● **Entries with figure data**
________________________

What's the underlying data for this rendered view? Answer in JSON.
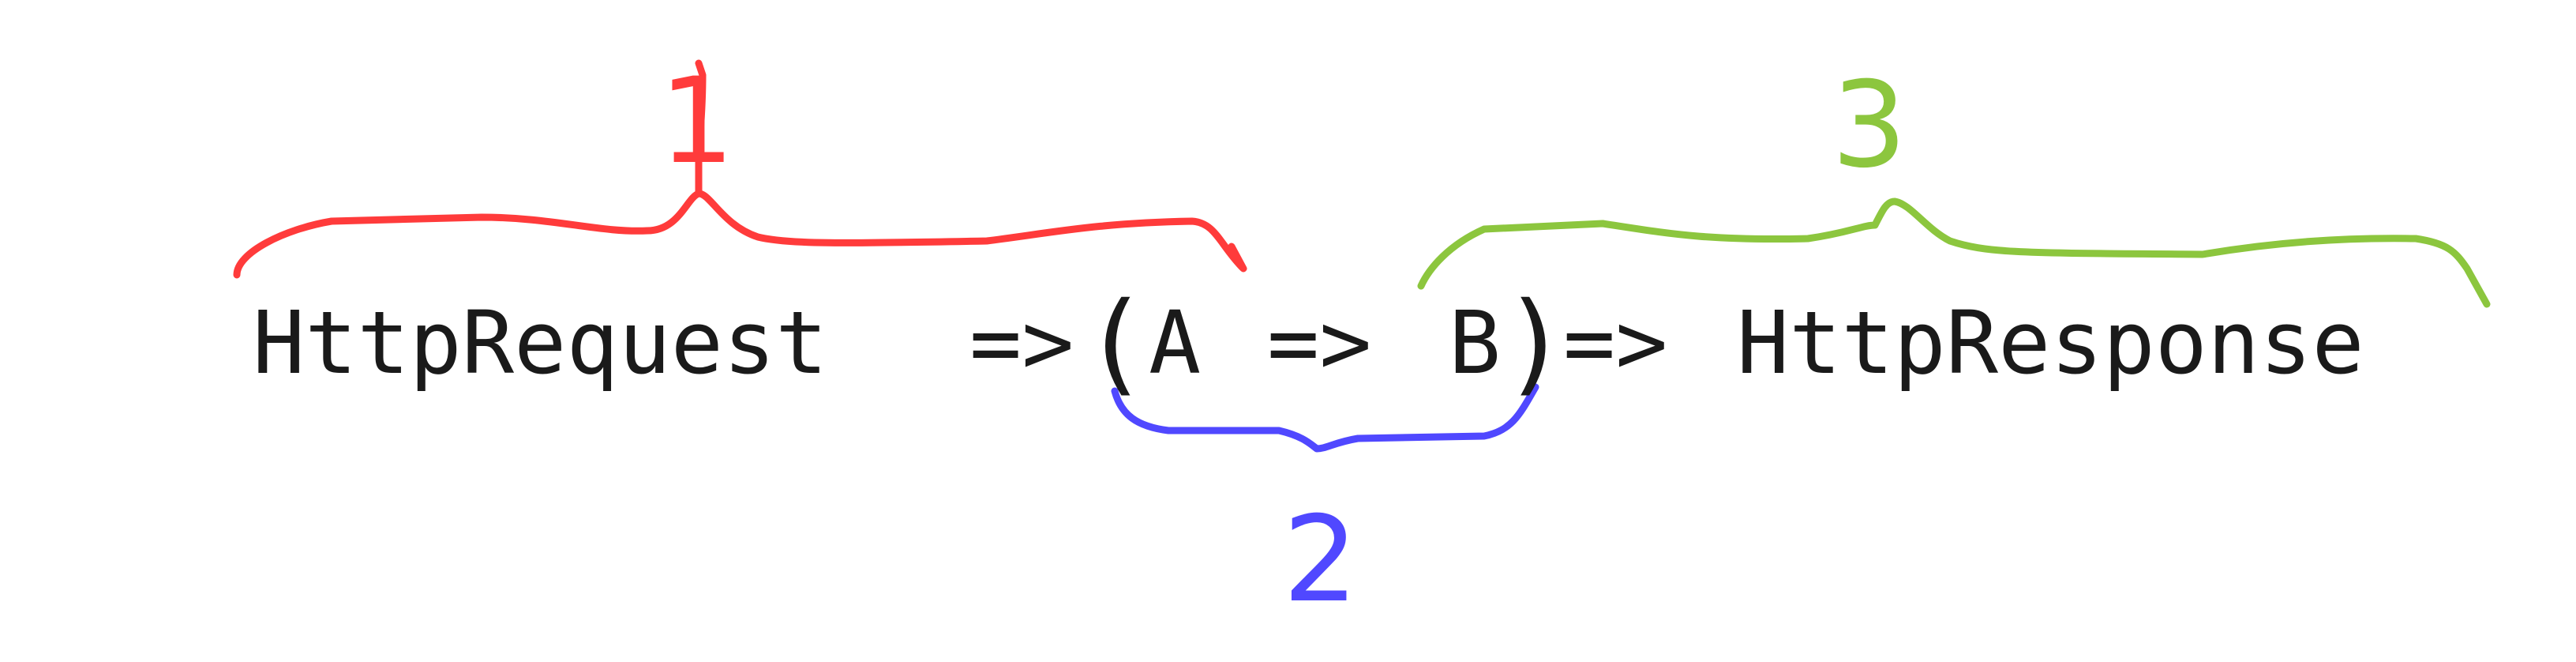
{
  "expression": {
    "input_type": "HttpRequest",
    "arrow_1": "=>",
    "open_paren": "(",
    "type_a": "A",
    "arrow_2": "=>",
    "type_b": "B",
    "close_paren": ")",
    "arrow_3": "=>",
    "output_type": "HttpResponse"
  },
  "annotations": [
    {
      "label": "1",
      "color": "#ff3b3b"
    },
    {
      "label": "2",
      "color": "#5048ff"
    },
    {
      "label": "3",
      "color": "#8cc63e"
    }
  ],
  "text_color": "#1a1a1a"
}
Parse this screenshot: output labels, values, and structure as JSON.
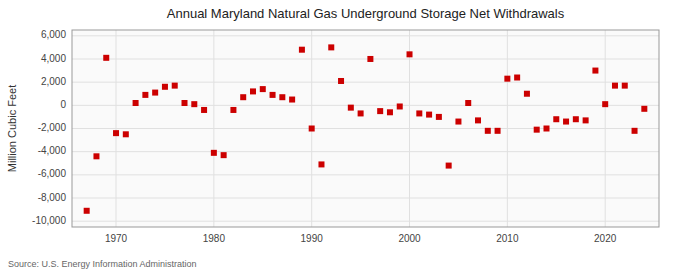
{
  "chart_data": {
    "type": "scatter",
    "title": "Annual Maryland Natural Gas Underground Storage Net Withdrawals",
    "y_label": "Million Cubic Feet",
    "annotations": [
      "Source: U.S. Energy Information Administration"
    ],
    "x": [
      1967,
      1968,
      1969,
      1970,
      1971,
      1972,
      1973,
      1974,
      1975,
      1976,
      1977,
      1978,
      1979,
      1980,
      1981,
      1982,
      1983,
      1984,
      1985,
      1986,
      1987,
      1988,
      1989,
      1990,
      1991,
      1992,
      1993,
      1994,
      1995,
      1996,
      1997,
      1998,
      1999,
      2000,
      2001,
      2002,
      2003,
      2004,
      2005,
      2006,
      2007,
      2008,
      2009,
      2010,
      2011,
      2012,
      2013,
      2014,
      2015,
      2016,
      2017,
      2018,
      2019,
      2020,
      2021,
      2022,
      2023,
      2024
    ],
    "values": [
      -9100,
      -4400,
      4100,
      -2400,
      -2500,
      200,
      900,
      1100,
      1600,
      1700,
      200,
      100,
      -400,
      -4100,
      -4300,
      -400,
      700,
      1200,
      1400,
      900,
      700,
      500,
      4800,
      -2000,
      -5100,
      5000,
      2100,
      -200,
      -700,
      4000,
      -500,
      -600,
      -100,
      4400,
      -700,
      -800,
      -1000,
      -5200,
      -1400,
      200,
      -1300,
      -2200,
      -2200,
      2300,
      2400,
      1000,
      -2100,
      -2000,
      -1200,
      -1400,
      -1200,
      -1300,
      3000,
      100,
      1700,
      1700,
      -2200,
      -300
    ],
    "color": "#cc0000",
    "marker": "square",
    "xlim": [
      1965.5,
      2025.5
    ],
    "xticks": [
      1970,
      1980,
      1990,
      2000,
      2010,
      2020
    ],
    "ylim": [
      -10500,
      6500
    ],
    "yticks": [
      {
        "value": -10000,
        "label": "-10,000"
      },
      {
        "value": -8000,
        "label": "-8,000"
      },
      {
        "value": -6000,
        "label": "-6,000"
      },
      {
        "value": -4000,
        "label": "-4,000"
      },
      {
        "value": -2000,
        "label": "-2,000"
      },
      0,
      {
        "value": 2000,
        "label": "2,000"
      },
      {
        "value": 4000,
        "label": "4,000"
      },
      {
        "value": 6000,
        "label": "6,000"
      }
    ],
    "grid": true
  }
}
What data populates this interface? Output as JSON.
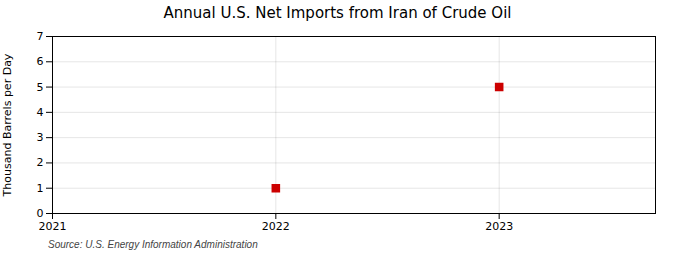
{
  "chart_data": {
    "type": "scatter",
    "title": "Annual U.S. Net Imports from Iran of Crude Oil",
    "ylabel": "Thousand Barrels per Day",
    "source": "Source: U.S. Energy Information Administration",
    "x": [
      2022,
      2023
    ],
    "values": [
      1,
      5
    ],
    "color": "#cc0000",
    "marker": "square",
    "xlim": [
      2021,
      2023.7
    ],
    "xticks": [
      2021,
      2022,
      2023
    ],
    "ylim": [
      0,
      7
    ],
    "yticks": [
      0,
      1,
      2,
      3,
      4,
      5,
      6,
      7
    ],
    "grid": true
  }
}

________________________

● **REQUIREMENT**
Write out every record above exactly as it stands, but leave out the pictures.

● **RIGHT ANSWER**
What's the underlying data for this rendered view? Answer in JSON.
{
  "expression": {
    "input_type": "HttpRequest",
    "arrow_1": "=>",
    "open_paren": "(",
    "type_a": "A",
    "arrow_2": "=>",
    "type_b": "B",
    "close_paren": ")",
    "arrow_3": "=>",
    "output_type": "HttpResponse"
  },
  "annotations": [
    {
      "label": "1",
      "color": "#ff3b3b"
    },
    {
      "label": "2",
      "color": "#5048ff"
    },
    {
      "label": "3",
      "color": "#8cc63e"
    }
  ],
  "text_color": "#1a1a1a"
}
Parse this screenshot: output labels, values, and structure as JSON.
{
  "chart_data": {
    "type": "scatter",
    "title": "Annual Maryland Natural Gas Underground Storage Net Withdrawals",
    "y_label": "Million Cubic Feet",
    "annotations": [
      "Source: U.S. Energy Information Administration"
    ],
    "x": [
      1967,
      1968,
      1969,
      1970,
      1971,
      1972,
      1973,
      1974,
      1975,
      1976,
      1977,
      1978,
      1979,
      1980,
      1981,
      1982,
      1983,
      1984,
      1985,
      1986,
      1987,
      1988,
      1989,
      1990,
      1991,
      1992,
      1993,
      1994,
      1995,
      1996,
      1997,
      1998,
      1999,
      2000,
      2001,
      2002,
      2003,
      2004,
      2005,
      2006,
      2007,
      2008,
      2009,
      2010,
      2011,
      2012,
      2013,
      2014,
      2015,
      2016,
      2017,
      2018,
      2019,
      2020,
      2021,
      2022,
      2023,
      2024
    ],
    "values": [
      -9100,
      -4400,
      4100,
      -2400,
      -2500,
      200,
      900,
      1100,
      1600,
      1700,
      200,
      100,
      -400,
      -4100,
      -4300,
      -400,
      700,
      1200,
      1400,
      900,
      700,
      500,
      4800,
      -2000,
      -5100,
      5000,
      2100,
      -200,
      -700,
      4000,
      -500,
      -600,
      -100,
      4400,
      -700,
      -800,
      -1000,
      -5200,
      -1400,
      200,
      -1300,
      -2200,
      -2200,
      2300,
      2400,
      1000,
      -2100,
      -2000,
      -1200,
      -1400,
      -1200,
      -1300,
      3000,
      100,
      1700,
      1700,
      -2200,
      -300
    ],
    "color": "#cc0000",
    "marker": "square",
    "xlim": [
      1965.5,
      2025.5
    ],
    "xticks": [
      1970,
      1980,
      1990,
      2000,
      2010,
      2020
    ],
    "ylim": [
      -10500,
      6500
    ],
    "yticks": [
      {
        "value": -10000,
        "label": "-10,000"
      },
      {
        "value": -8000,
        "label": "-8,000"
      },
      {
        "value": -6000,
        "label": "-6,000"
      },
      {
        "value": -4000,
        "label": "-4,000"
      },
      {
        "value": -2000,
        "label": "-2,000"
      },
      0,
      {
        "value": 2000,
        "label": "2,000"
      },
      {
        "value": 4000,
        "label": "4,000"
      },
      {
        "value": 6000,
        "label": "6,000"
      }
    ],
    "grid": true
  }
}
What data populates this interface? Output as JSON.
{
  "chart_data": {
    "type": "scatter",
    "title": "Annual U.S. Net Imports from Iran of Crude Oil",
    "ylabel": "Thousand Barrels per Day",
    "source": "Source: U.S. Energy Information Administration",
    "x": [
      2022,
      2023
    ],
    "values": [
      1,
      5
    ],
    "color": "#cc0000",
    "marker": "square",
    "xlim": [
      2021,
      2023.7
    ],
    "xticks": [
      2021,
      2022,
      2023
    ],
    "ylim": [
      0,
      7
    ],
    "yticks": [
      0,
      1,
      2,
      3,
      4,
      5,
      6,
      7
    ],
    "grid": true
  }
}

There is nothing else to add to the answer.